#### YOUR INSTRUCTIONS:
Return every line below as is, leaving out the pictures.

#### DATA FOR THIS EXERCISE:
==================================================

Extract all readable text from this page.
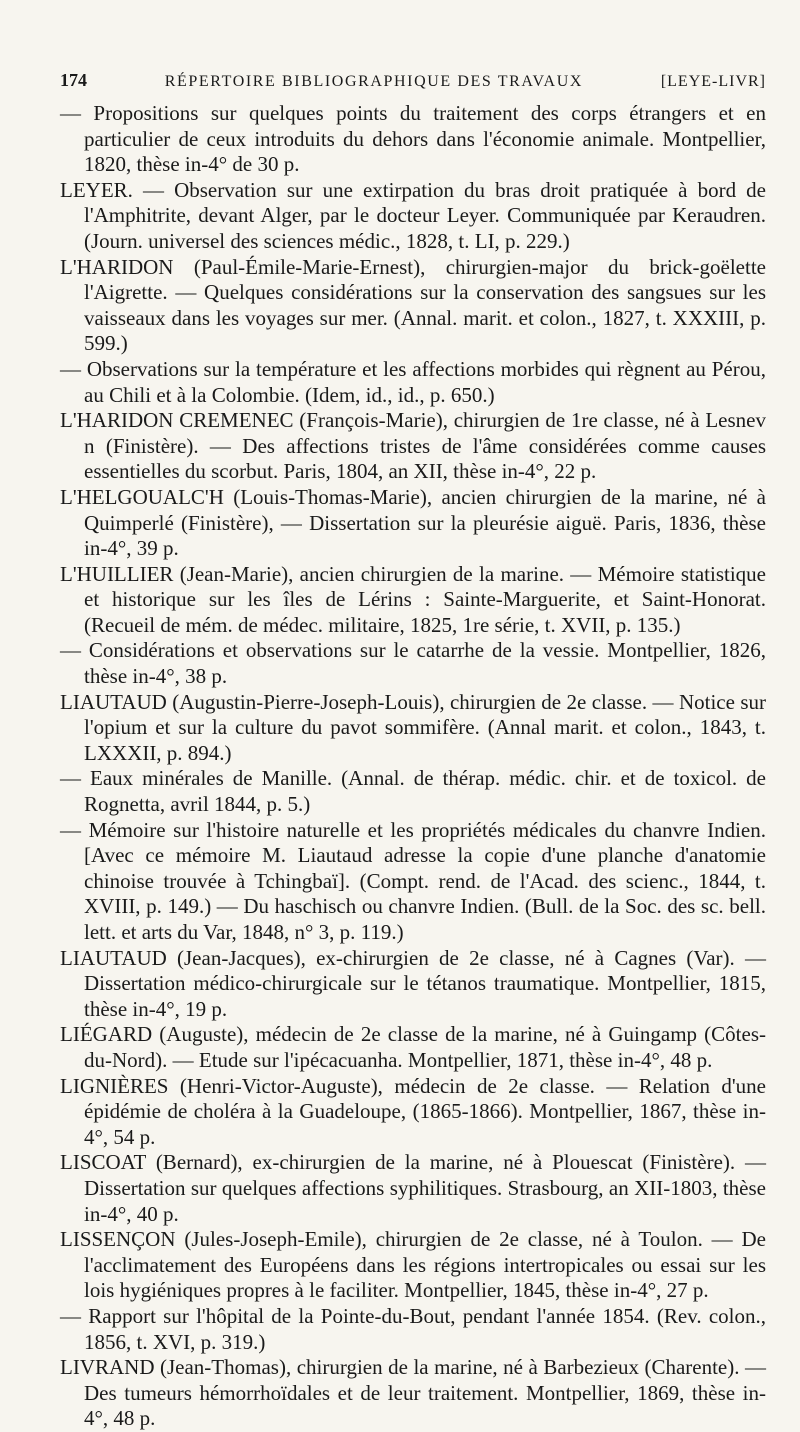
174	RÉPERTOIRE BIBLIOGRAPHIQUE DES TRAVAUX	[LEYE-LIVR]

— Propositions sur quelques points du traitement des corps étrangers et en particulier de ceux introduits du dehors dans l'économie animale. Montpellier, 1820, thèse in-4° de 30 p.

LEYER. — Observation sur une extirpation du bras droit pratiquée à bord de l'Amphitrite, devant Alger, par le docteur Leyer. Communiquée par Keraudren. (Journ. universel des sciences médic., 1828, t. LI, p. 229.)

L'HARIDON (Paul-Émile-Marie-Ernest), chirurgien-major du brick-goëlette l'Aigrette. — Quelques considérations sur la conservation des sangsues sur les vaisseaux dans les voyages sur mer. (Annal. marit. et colon., 1827, t. XXXIII, p. 599.)

— Observations sur la température et les affections morbides qui règnent au Pérou, au Chili et à la Colombie. (Idem, id., id., p. 650.)

L'HARIDON CREMENEC (François-Marie), chirurgien de 1re classe, né à Lesnev n (Finistère). — Des affections tristes de l'âme considérées comme causes essentielles du scorbut. Paris, 1804, an XII, thèse in-4°, 22 p.

L'HELGOUALC'H (Louis-Thomas-Marie), ancien chirurgien de la marine, né à Quimperlé (Finistère), — Dissertation sur la pleurésie aiguë. Paris, 1836, thèse in-4°, 39 p.

L'HUILLIER (Jean-Marie), ancien chirurgien de la marine. — Mémoire statistique et historique sur les îles de Lérins : Sainte-Marguerite, et Saint-Honorat. (Recueil de mém. de médec. militaire, 1825, 1re série, t. XVII, p. 135.)

— Considérations et observations sur le catarrhe de la vessie. Montpellier, 1826, thèse in-4°, 38 p.

LIAUTAUD (Augustin-Pierre-Joseph-Louis), chirurgien de 2e classe. — Notice sur l'opium et sur la culture du pavot sommifère. (Annal marit. et colon., 1843, t. LXXXII, p. 894.)

— Eaux minérales de Manille. (Annal. de thérap. médic. chir. et de toxicol. de Rognetta, avril 1844, p. 5.)

— Mémoire sur l'histoire naturelle et les propriétés médicales du chanvre Indien. [Avec ce mémoire M. Liautaud adresse la copie d'une planche d'anatomie chinoise trouvée à Tchingbaï]. (Compt. rend. de l'Acad. des scienc., 1844, t. XVIII, p. 149.) — Du haschisch ou chanvre Indien. (Bull. de la Soc. des sc. bell. lett. et arts du Var, 1848, n° 3, p. 119.)

LIAUTAUD (Jean-Jacques), ex-chirurgien de 2e classe, né à Cagnes (Var). — Dissertation médico-chirurgicale sur le tétanos traumatique. Montpellier, 1815, thèse in-4°, 19 p.

LIÉGARD (Auguste), médecin de 2e classe de la marine, né à Guingamp (Côtes-du-Nord). — Etude sur l'ipécacuanha. Montpellier, 1871, thèse in-4°, 48 p.

LIGNIÈRES (Henri-Victor-Auguste), médecin de 2e classe. — Relation d'une épidémie de choléra à la Guadeloupe, (1865-1866). Montpellier, 1867, thèse in-4°, 54 p.

LISCOAT (Bernard), ex-chirurgien de la marine, né à Plouescat (Finistère). — Dissertation sur quelques affections syphilitiques. Strasbourg, an XII-1803, thèse in-4°, 40 p.

LISSENÇON (Jules-Joseph-Emile), chirurgien de 2e classe, né à Toulon. — De l'acclimatement des Européens dans les régions intertropicales ou essai sur les lois hygiéniques propres à le faciliter. Montpellier, 1845, thèse in-4°, 27 p.

— Rapport sur l'hôpital de la Pointe-du-Bout, pendant l'année 1854. (Rev. colon., 1856, t. XVI, p. 319.)

LIVRAND (Jean-Thomas), chirurgien de la marine, né à Barbezieux (Charente). — Des tumeurs hémorrhoïdales et de leur traitement. Montpellier, 1869, thèse in-4°, 48 p.
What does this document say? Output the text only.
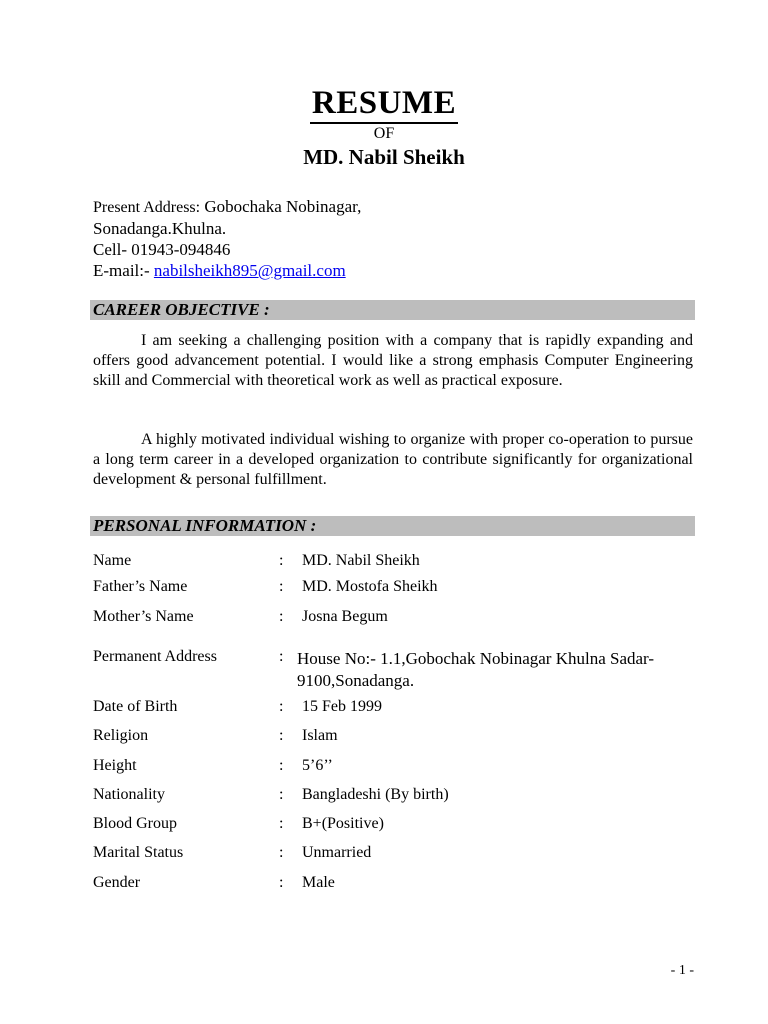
RESUME
OF
MD. Nabil Sheikh
Present Address: Gobochaka Nobinagar,
Sonadanga.Khulna.
Cell- 01943-094846
E-mail:- nabilsheikh895@gmail.com
CAREER OBJECTIVE :
I am seeking a challenging position with a company that is rapidly expanding and offers good advancement potential. I would like a strong emphasis Computer Engineering skill and Commercial with theoretical work as well as practical exposure.
A highly motivated individual wishing to organize with proper co-operation to pursue a long term career in a developed organization to contribute significantly for organizational development & personal fulfillment.
PERSONAL INFORMATION :
Name	: MD. Nabil Sheikh
Father’s Name	: MD. Mostofa Sheikh
Mother’s Name	: Josna Begum
Permanent Address	: House No:- 1.1,Gobochak Nobinagar Khulna Sadar- 9100,Sonadanga.
Date of Birth	: 15 Feb 1999
Religion	: Islam
Height	: 5’6’’
Nationality	: Bangladeshi (By birth)
Blood Group	: B+(Positive)
Marital Status	: Unmarried
Gender	: Male
- 1 -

==================================================

#### SOLUTION TO THIS PROBLEM:
Extract all readable text from this page.
174	RÉPERTOIRE BIBLIOGRAPHIQUE DES TRAVAUX	[LEYE-LIVR]

— Propositions sur quelques points du traitement des corps étrangers et en particulier de ceux introduits du dehors dans l'économie animale. Montpellier, 1820, thèse in-4° de 30 p.

LEYER. — Observation sur une extirpation du bras droit pratiquée à bord de l'Amphitrite, devant Alger, par le docteur Leyer. Communiquée par Keraudren. (Journ. universel des sciences médic., 1828, t. LI, p. 229.)

L'HARIDON (Paul-Émile-Marie-Ernest), chirurgien-major du brick-goëlette l'Aigrette. — Quelques considérations sur la conservation des sangsues sur les vaisseaux dans les voyages sur mer. (Annal. marit. et colon., 1827, t. XXXIII, p. 599.)

— Observations sur la température et les affections morbides qui règnent au Pérou, au Chili et à la Colombie. (Idem, id., id., p. 650.)

L'HARIDON CREMENEC (François-Marie), chirurgien de 1re classe, né à Lesnev n (Finistère). — Des affections tristes de l'âme considérées comme causes essentielles du scorbut. Paris, 1804, an XII, thèse in-4°, 22 p.

L'HELGOUALC'H (Louis-Thomas-Marie), ancien chirurgien de la marine, né à Quimperlé (Finistère), — Dissertation sur la pleurésie aiguë. Paris, 1836, thèse in-4°, 39 p.

L'HUILLIER (Jean-Marie), ancien chirurgien de la marine. — Mémoire statistique et historique sur les îles de Lérins : Sainte-Marguerite, et Saint-Honorat. (Recueil de mém. de médec. militaire, 1825, 1re série, t. XVII, p. 135.)

— Considérations et observations sur le catarrhe de la vessie. Montpellier, 1826, thèse in-4°, 38 p.

LIAUTAUD (Augustin-Pierre-Joseph-Louis), chirurgien de 2e classe. — Notice sur l'opium et sur la culture du pavot sommifère. (Annal marit. et colon., 1843, t. LXXXII, p. 894.)

— Eaux minérales de Manille. (Annal. de thérap. médic. chir. et de toxicol. de Rognetta, avril 1844, p. 5.)

— Mémoire sur l'histoire naturelle et les propriétés médicales du chanvre Indien. [Avec ce mémoire M. Liautaud adresse la copie d'une planche d'anatomie chinoise trouvée à Tchingbaï]. (Compt. rend. de l'Acad. des scienc., 1844, t. XVIII, p. 149.) — Du haschisch ou chanvre Indien. (Bull. de la Soc. des sc. bell. lett. et arts du Var, 1848, n° 3, p. 119.)

LIAUTAUD (Jean-Jacques), ex-chirurgien de 2e classe, né à Cagnes (Var). — Dissertation médico-chirurgicale sur le tétanos traumatique. Montpellier, 1815, thèse in-4°, 19 p.

LIÉGARD (Auguste), médecin de 2e classe de la marine, né à Guingamp (Côtes-du-Nord). — Etude sur l'ipécacuanha. Montpellier, 1871, thèse in-4°, 48 p.

LIGNIÈRES (Henri-Victor-Auguste), médecin de 2e classe. — Relation d'une épidémie de choléra à la Guadeloupe, (1865-1866). Montpellier, 1867, thèse in-4°, 54 p.

LISCOAT (Bernard), ex-chirurgien de la marine, né à Plouescat (Finistère). — Dissertation sur quelques affections syphilitiques. Strasbourg, an XII-1803, thèse in-4°, 40 p.

LISSENÇON (Jules-Joseph-Emile), chirurgien de 2e classe, né à Toulon. — De l'acclimatement des Européens dans les régions intertropicales ou essai sur les lois hygiéniques propres à le faciliter. Montpellier, 1845, thèse in-4°, 27 p.

— Rapport sur l'hôpital de la Pointe-du-Bout, pendant l'année 1854. (Rev. colon., 1856, t. XVI, p. 319.)

LIVRAND (Jean-Thomas), chirurgien de la marine, né à Barbezieux (Charente). — Des tumeurs hémorrhoïdales et de leur traitement. Montpellier, 1869, thèse in-4°, 48 p.
What does this document say? Output the text only.
RESUME
OF
MD. Nabil Sheikh
Present Address: Gobochaka Nobinagar,
Sonadanga.Khulna.
Cell- 01943-094846
E-mail:- nabilsheikh895@gmail.com
CAREER OBJECTIVE :
I am seeking a challenging position with a company that is rapidly expanding and offers good advancement potential. I would like a strong emphasis Computer Engineering skill and Commercial with theoretical work as well as practical exposure.
A highly motivated individual wishing to organize with proper co-operation to pursue a long term career in a developed organization to contribute significantly for organizational development & personal fulfillment.
PERSONAL INFORMATION :
Name	: MD. Nabil Sheikh
Father’s Name	: MD. Mostofa Sheikh
Mother’s Name	: Josna Begum
Permanent Address	: House No:- 1.1,Gobochak Nobinagar Khulna Sadar- 9100,Sonadanga.
Date of Birth	: 15 Feb 1999
Religion	: Islam
Height	: 5’6’’
Nationality	: Bangladeshi (By birth)
Blood Group	: B+(Positive)
Marital Status	: Unmarried
Gender	: Male
- 1 -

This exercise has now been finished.